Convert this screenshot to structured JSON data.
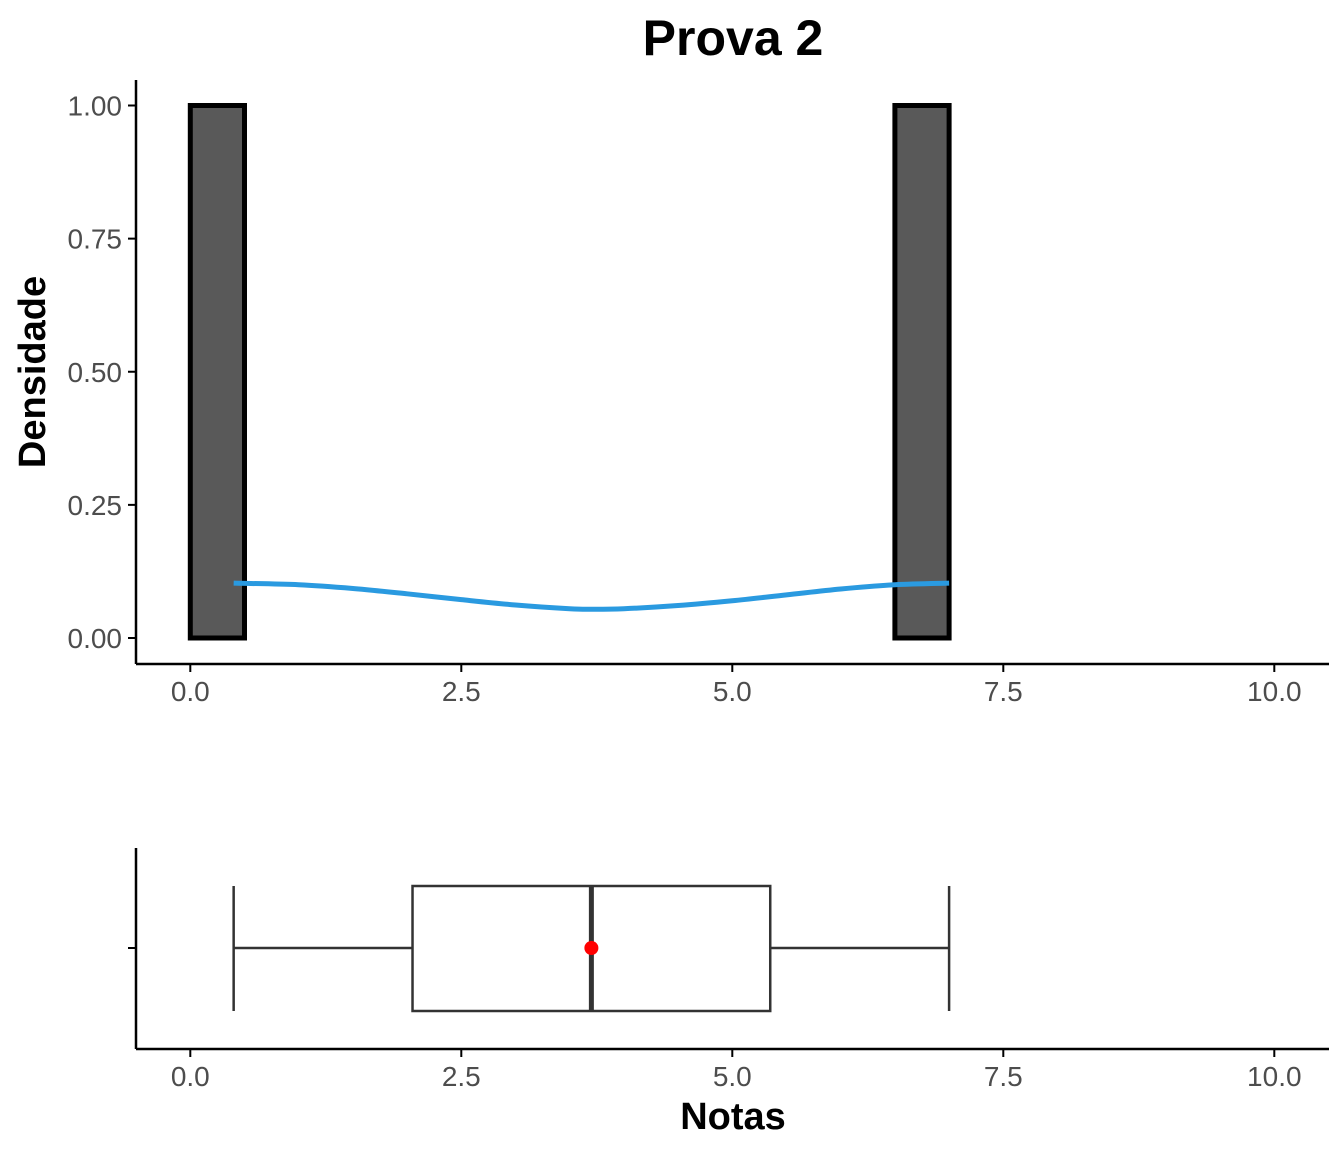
{
  "chart_data": [
    {
      "type": "histogram",
      "title": "Prova 2",
      "xlabel": "",
      "ylabel": "Densidade",
      "xlim": [
        -0.5,
        10.5
      ],
      "ylim": [
        -0.05,
        1.05
      ],
      "grid": false,
      "x_ticks": [
        "0.0",
        "2.5",
        "5.0",
        "7.5",
        "10.0"
      ],
      "y_ticks": [
        "0.00",
        "0.25",
        "0.50",
        "0.75",
        "1.00"
      ],
      "bin_width": 0.5,
      "bins": [
        {
          "x0": 0.0,
          "x1": 0.5,
          "density": 1.0
        },
        {
          "x0": 0.5,
          "x1": 1.0,
          "density": 0.0
        },
        {
          "x0": 1.0,
          "x1": 1.5,
          "density": 0.0
        },
        {
          "x0": 1.5,
          "x1": 2.0,
          "density": 0.0
        },
        {
          "x0": 2.0,
          "x1": 2.5,
          "density": 0.0
        },
        {
          "x0": 2.5,
          "x1": 3.0,
          "density": 0.0
        },
        {
          "x0": 3.0,
          "x1": 3.5,
          "density": 0.0
        },
        {
          "x0": 3.5,
          "x1": 4.0,
          "density": 0.0
        },
        {
          "x0": 4.0,
          "x1": 4.5,
          "density": 0.0
        },
        {
          "x0": 4.5,
          "x1": 5.0,
          "density": 0.0
        },
        {
          "x0": 5.0,
          "x1": 5.5,
          "density": 0.0
        },
        {
          "x0": 5.5,
          "x1": 6.0,
          "density": 0.0
        },
        {
          "x0": 6.0,
          "x1": 6.5,
          "density": 0.0
        },
        {
          "x0": 6.5,
          "x1": 7.0,
          "density": 1.0
        },
        {
          "x0": 7.0,
          "x1": 7.5,
          "density": 0.0
        },
        {
          "x0": 7.5,
          "x1": 8.0,
          "density": 0.0
        },
        {
          "x0": 8.0,
          "x1": 8.5,
          "density": 0.0
        },
        {
          "x0": 8.5,
          "x1": 9.0,
          "density": 0.0
        },
        {
          "x0": 9.0,
          "x1": 9.5,
          "density": 0.0
        },
        {
          "x0": 9.5,
          "x1": 10.0,
          "density": 0.0
        }
      ],
      "density_curve": {
        "x": [
          0.4,
          1.0,
          1.5,
          2.0,
          2.5,
          3.0,
          3.5,
          3.7,
          4.0,
          4.5,
          5.0,
          5.5,
          6.0,
          6.5,
          7.0
        ],
        "y": [
          0.103,
          0.1,
          0.093,
          0.083,
          0.072,
          0.062,
          0.055,
          0.054,
          0.055,
          0.061,
          0.07,
          0.081,
          0.092,
          0.1,
          0.103
        ]
      },
      "colors": {
        "bar_fill": "#595959",
        "bar_stroke": "#000000",
        "curve": "#2a9ae0"
      }
    },
    {
      "type": "boxplot",
      "xlabel": "Notas",
      "xlim": [
        -0.5,
        10.5
      ],
      "x_ticks": [
        "0.0",
        "2.5",
        "5.0",
        "7.5",
        "10.0"
      ],
      "whisker_low": 0.4,
      "q1": 2.05,
      "median": 3.7,
      "q3": 5.35,
      "whisker_high": 7.0,
      "mean": 3.7,
      "colors": {
        "box_stroke": "#333333",
        "mean_point": "#ff0000"
      }
    }
  ]
}
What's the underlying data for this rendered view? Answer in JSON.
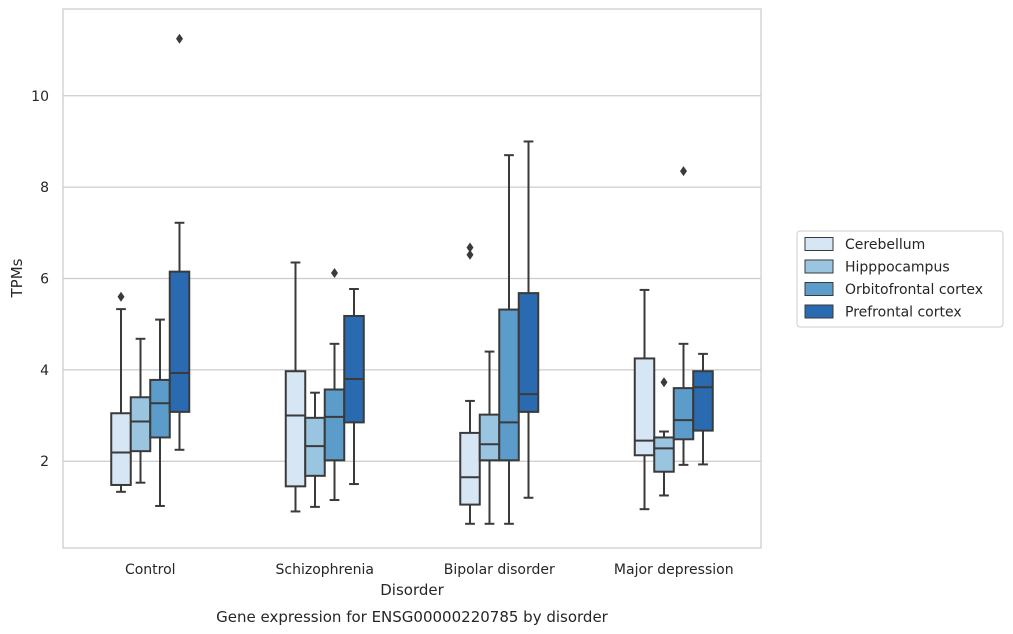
{
  "chart_data": {
    "type": "boxplot",
    "title": "Gene expression for ENSG00000220785 by disorder",
    "xlabel": "Disorder",
    "ylabel": "TPMs",
    "ylim": [
      0.1,
      11.9
    ],
    "yticks": [
      2,
      4,
      6,
      8,
      10
    ],
    "categories": [
      "Control",
      "Schizophrenia",
      "Bipolar disorder",
      "Major depression"
    ],
    "grid": "horizontal",
    "legend_position": "right",
    "series": [
      {
        "name": "Cerebellum",
        "color": "#d6e6f4",
        "boxes": [
          {
            "whisker_low": 1.33,
            "q1": 1.48,
            "median": 2.19,
            "q3": 3.05,
            "whisker_high": 5.33,
            "outliers": [
              5.6
            ]
          },
          {
            "whisker_low": 0.9,
            "q1": 1.45,
            "median": 3.0,
            "q3": 3.97,
            "whisker_high": 6.35,
            "outliers": []
          },
          {
            "whisker_low": 0.63,
            "q1": 1.05,
            "median": 1.65,
            "q3": 2.62,
            "whisker_high": 3.32,
            "outliers": [
              6.52,
              6.68
            ]
          },
          {
            "whisker_low": 0.95,
            "q1": 2.13,
            "median": 2.45,
            "q3": 4.25,
            "whisker_high": 5.75,
            "outliers": []
          }
        ]
      },
      {
        "name": "Hipppocampus",
        "color": "#9ac5e0",
        "boxes": [
          {
            "whisker_low": 1.53,
            "q1": 2.22,
            "median": 2.87,
            "q3": 3.4,
            "whisker_high": 4.68,
            "outliers": []
          },
          {
            "whisker_low": 1.0,
            "q1": 1.68,
            "median": 2.33,
            "q3": 2.95,
            "whisker_high": 3.5,
            "outliers": []
          },
          {
            "whisker_low": 0.63,
            "q1": 2.02,
            "median": 2.37,
            "q3": 3.02,
            "whisker_high": 4.4,
            "outliers": []
          },
          {
            "whisker_low": 1.25,
            "q1": 1.77,
            "median": 2.28,
            "q3": 2.52,
            "whisker_high": 2.65,
            "outliers": [
              3.73
            ]
          }
        ]
      },
      {
        "name": "Orbitofrontal cortex",
        "color": "#5b9ccb",
        "boxes": [
          {
            "whisker_low": 1.02,
            "q1": 2.52,
            "median": 3.27,
            "q3": 3.78,
            "whisker_high": 5.1,
            "outliers": []
          },
          {
            "whisker_low": 1.15,
            "q1": 2.02,
            "median": 2.97,
            "q3": 3.57,
            "whisker_high": 4.57,
            "outliers": [
              6.12
            ]
          },
          {
            "whisker_low": 0.63,
            "q1": 2.02,
            "median": 2.85,
            "q3": 5.32,
            "whisker_high": 8.7,
            "outliers": []
          },
          {
            "whisker_low": 1.92,
            "q1": 2.48,
            "median": 2.9,
            "q3": 3.6,
            "whisker_high": 4.57,
            "outliers": [
              8.35
            ]
          }
        ]
      },
      {
        "name": "Prefrontal cortex",
        "color": "#2a6ab0",
        "boxes": [
          {
            "whisker_low": 2.25,
            "q1": 3.08,
            "median": 3.93,
            "q3": 6.15,
            "whisker_high": 7.22,
            "outliers": [
              11.25
            ]
          },
          {
            "whisker_low": 1.5,
            "q1": 2.85,
            "median": 3.8,
            "q3": 5.18,
            "whisker_high": 5.77,
            "outliers": []
          },
          {
            "whisker_low": 1.2,
            "q1": 3.08,
            "median": 3.47,
            "q3": 5.68,
            "whisker_high": 9.0,
            "outliers": []
          },
          {
            "whisker_low": 1.93,
            "q1": 2.67,
            "median": 3.62,
            "q3": 3.97,
            "whisker_high": 4.35,
            "outliers": []
          }
        ]
      }
    ]
  }
}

• DIRECTIONS:
Can the entries above be repeated exactly, without their pictures?

• THE SOLUTION:
Convert this screenshot to structured JSON data.
{
  "chart_data": [
    {
      "type": "histogram",
      "title": "Prova 2",
      "xlabel": "",
      "ylabel": "Densidade",
      "xlim": [
        -0.5,
        10.5
      ],
      "ylim": [
        -0.05,
        1.05
      ],
      "grid": false,
      "x_ticks": [
        "0.0",
        "2.5",
        "5.0",
        "7.5",
        "10.0"
      ],
      "y_ticks": [
        "0.00",
        "0.25",
        "0.50",
        "0.75",
        "1.00"
      ],
      "bin_width": 0.5,
      "bins": [
        {
          "x0": 0.0,
          "x1": 0.5,
          "density": 1.0
        },
        {
          "x0": 0.5,
          "x1": 1.0,
          "density": 0.0
        },
        {
          "x0": 1.0,
          "x1": 1.5,
          "density": 0.0
        },
        {
          "x0": 1.5,
          "x1": 2.0,
          "density": 0.0
        },
        {
          "x0": 2.0,
          "x1": 2.5,
          "density": 0.0
        },
        {
          "x0": 2.5,
          "x1": 3.0,
          "density": 0.0
        },
        {
          "x0": 3.0,
          "x1": 3.5,
          "density": 0.0
        },
        {
          "x0": 3.5,
          "x1": 4.0,
          "density": 0.0
        },
        {
          "x0": 4.0,
          "x1": 4.5,
          "density": 0.0
        },
        {
          "x0": 4.5,
          "x1": 5.0,
          "density": 0.0
        },
        {
          "x0": 5.0,
          "x1": 5.5,
          "density": 0.0
        },
        {
          "x0": 5.5,
          "x1": 6.0,
          "density": 0.0
        },
        {
          "x0": 6.0,
          "x1": 6.5,
          "density": 0.0
        },
        {
          "x0": 6.5,
          "x1": 7.0,
          "density": 1.0
        },
        {
          "x0": 7.0,
          "x1": 7.5,
          "density": 0.0
        },
        {
          "x0": 7.5,
          "x1": 8.0,
          "density": 0.0
        },
        {
          "x0": 8.0,
          "x1": 8.5,
          "density": 0.0
        },
        {
          "x0": 8.5,
          "x1": 9.0,
          "density": 0.0
        },
        {
          "x0": 9.0,
          "x1": 9.5,
          "density": 0.0
        },
        {
          "x0": 9.5,
          "x1": 10.0,
          "density": 0.0
        }
      ],
      "density_curve": {
        "x": [
          0.4,
          1.0,
          1.5,
          2.0,
          2.5,
          3.0,
          3.5,
          3.7,
          4.0,
          4.5,
          5.0,
          5.5,
          6.0,
          6.5,
          7.0
        ],
        "y": [
          0.103,
          0.1,
          0.093,
          0.083,
          0.072,
          0.062,
          0.055,
          0.054,
          0.055,
          0.061,
          0.07,
          0.081,
          0.092,
          0.1,
          0.103
        ]
      },
      "colors": {
        "bar_fill": "#595959",
        "bar_stroke": "#000000",
        "curve": "#2a9ae0"
      }
    },
    {
      "type": "boxplot",
      "xlabel": "Notas",
      "xlim": [
        -0.5,
        10.5
      ],
      "x_ticks": [
        "0.0",
        "2.5",
        "5.0",
        "7.5",
        "10.0"
      ],
      "whisker_low": 0.4,
      "q1": 2.05,
      "median": 3.7,
      "q3": 5.35,
      "whisker_high": 7.0,
      "mean": 3.7,
      "colors": {
        "box_stroke": "#333333",
        "mean_point": "#ff0000"
      }
    }
  ]
}
What's the underlying data for this rendered view? Answer in JSON.
{
  "chart_data": {
    "type": "boxplot",
    "title": "Gene expression for ENSG00000220785 by disorder",
    "xlabel": "Disorder",
    "ylabel": "TPMs",
    "ylim": [
      0.1,
      11.9
    ],
    "yticks": [
      2,
      4,
      6,
      8,
      10
    ],
    "categories": [
      "Control",
      "Schizophrenia",
      "Bipolar disorder",
      "Major depression"
    ],
    "grid": "horizontal",
    "legend_position": "right",
    "series": [
      {
        "name": "Cerebellum",
        "color": "#d6e6f4",
        "boxes": [
          {
            "whisker_low": 1.33,
            "q1": 1.48,
            "median": 2.19,
            "q3": 3.05,
            "whisker_high": 5.33,
            "outliers": [
              5.6
            ]
          },
          {
            "whisker_low": 0.9,
            "q1": 1.45,
            "median": 3.0,
            "q3": 3.97,
            "whisker_high": 6.35,
            "outliers": []
          },
          {
            "whisker_low": 0.63,
            "q1": 1.05,
            "median": 1.65,
            "q3": 2.62,
            "whisker_high": 3.32,
            "outliers": [
              6.52,
              6.68
            ]
          },
          {
            "whisker_low": 0.95,
            "q1": 2.13,
            "median": 2.45,
            "q3": 4.25,
            "whisker_high": 5.75,
            "outliers": []
          }
        ]
      },
      {
        "name": "Hipppocampus",
        "color": "#9ac5e0",
        "boxes": [
          {
            "whisker_low": 1.53,
            "q1": 2.22,
            "median": 2.87,
            "q3": 3.4,
            "whisker_high": 4.68,
            "outliers": []
          },
          {
            "whisker_low": 1.0,
            "q1": 1.68,
            "median": 2.33,
            "q3": 2.95,
            "whisker_high": 3.5,
            "outliers": []
          },
          {
            "whisker_low": 0.63,
            "q1": 2.02,
            "median": 2.37,
            "q3": 3.02,
            "whisker_high": 4.4,
            "outliers": []
          },
          {
            "whisker_low": 1.25,
            "q1": 1.77,
            "median": 2.28,
            "q3": 2.52,
            "whisker_high": 2.65,
            "outliers": [
              3.73
            ]
          }
        ]
      },
      {
        "name": "Orbitofrontal cortex",
        "color": "#5b9ccb",
        "boxes": [
          {
            "whisker_low": 1.02,
            "q1": 2.52,
            "median": 3.27,
            "q3": 3.78,
            "whisker_high": 5.1,
            "outliers": []
          },
          {
            "whisker_low": 1.15,
            "q1": 2.02,
            "median": 2.97,
            "q3": 3.57,
            "whisker_high": 4.57,
            "outliers": [
              6.12
            ]
          },
          {
            "whisker_low": 0.63,
            "q1": 2.02,
            "median": 2.85,
            "q3": 5.32,
            "whisker_high": 8.7,
            "outliers": []
          },
          {
            "whisker_low": 1.92,
            "q1": 2.48,
            "median": 2.9,
            "q3": 3.6,
            "whisker_high": 4.57,
            "outliers": [
              8.35
            ]
          }
        ]
      },
      {
        "name": "Prefrontal cortex",
        "color": "#2a6ab0",
        "boxes": [
          {
            "whisker_low": 2.25,
            "q1": 3.08,
            "median": 3.93,
            "q3": 6.15,
            "whisker_high": 7.22,
            "outliers": [
              11.25
            ]
          },
          {
            "whisker_low": 1.5,
            "q1": 2.85,
            "median": 3.8,
            "q3": 5.18,
            "whisker_high": 5.77,
            "outliers": []
          },
          {
            "whisker_low": 1.2,
            "q1": 3.08,
            "median": 3.47,
            "q3": 5.68,
            "whisker_high": 9.0,
            "outliers": []
          },
          {
            "whisker_low": 1.93,
            "q1": 2.67,
            "median": 3.62,
            "q3": 3.97,
            "whisker_high": 4.35,
            "outliers": []
          }
        ]
      }
    ]
  }
}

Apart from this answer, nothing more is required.